Problem details —
Take every line from the material that has the word "ececec" in it.

Dataset records
──────────

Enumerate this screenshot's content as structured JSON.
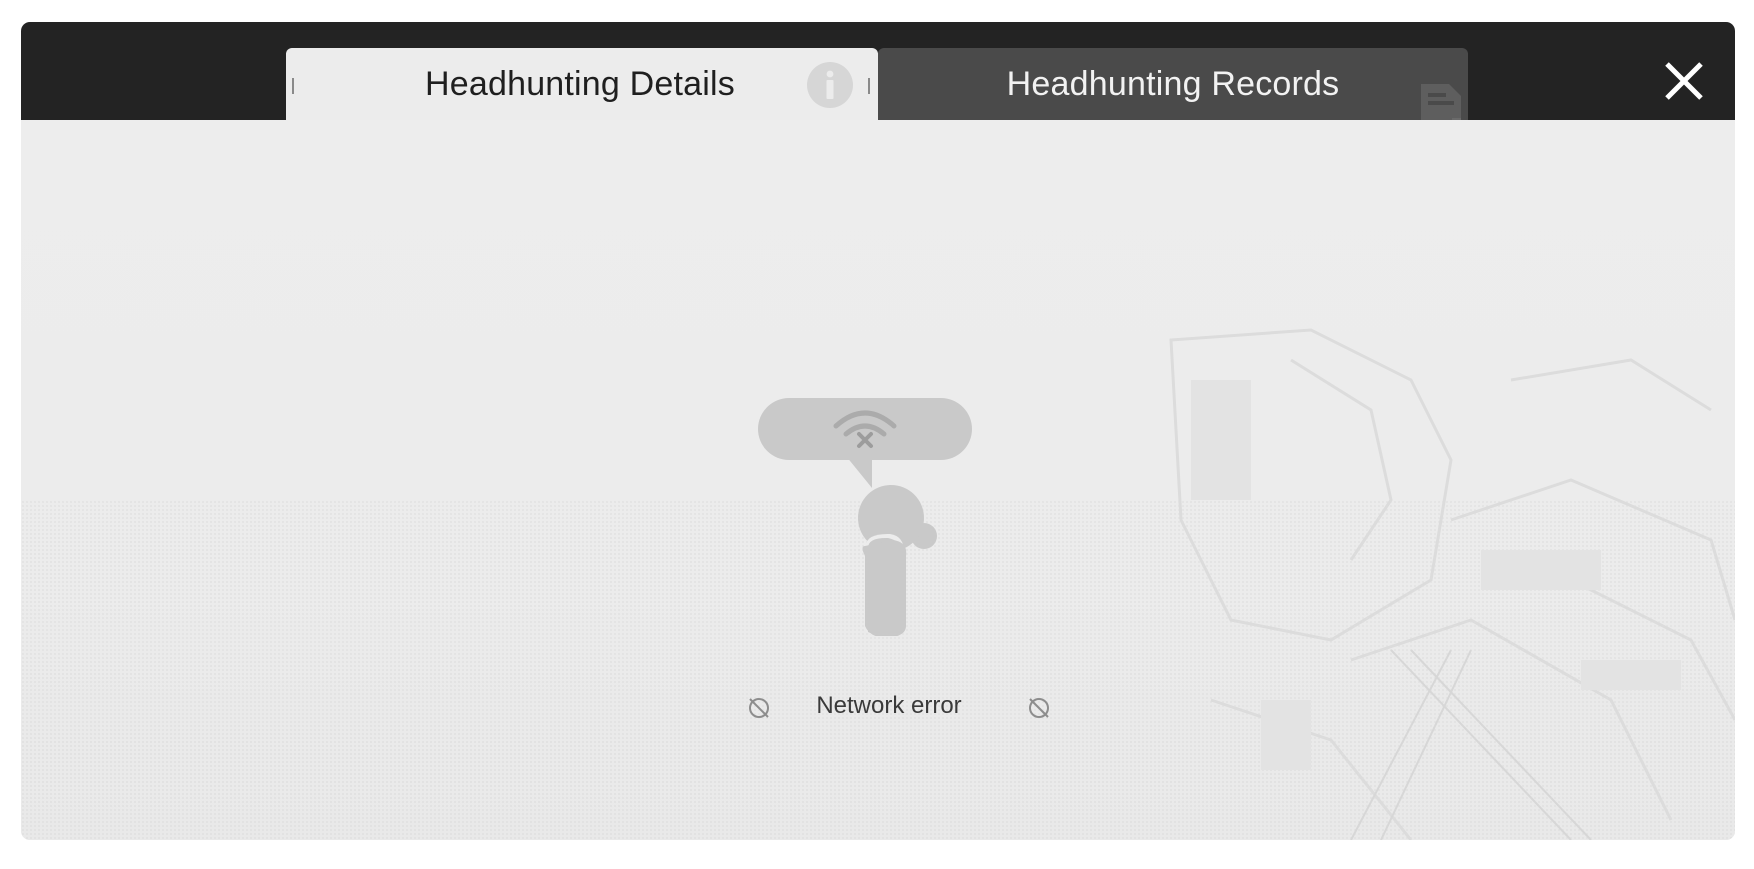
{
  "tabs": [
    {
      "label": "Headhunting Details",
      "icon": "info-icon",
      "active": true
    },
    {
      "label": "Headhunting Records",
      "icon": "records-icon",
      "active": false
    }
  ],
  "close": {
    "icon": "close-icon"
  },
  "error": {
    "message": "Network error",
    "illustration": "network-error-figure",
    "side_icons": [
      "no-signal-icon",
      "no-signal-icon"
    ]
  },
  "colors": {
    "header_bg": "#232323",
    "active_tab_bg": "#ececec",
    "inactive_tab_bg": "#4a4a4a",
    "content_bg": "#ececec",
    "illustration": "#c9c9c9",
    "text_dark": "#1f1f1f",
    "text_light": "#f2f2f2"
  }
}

──────────

Response to this exercise —
    "active_tab_bg": "#ececec",
    "content_bg": "#ececec",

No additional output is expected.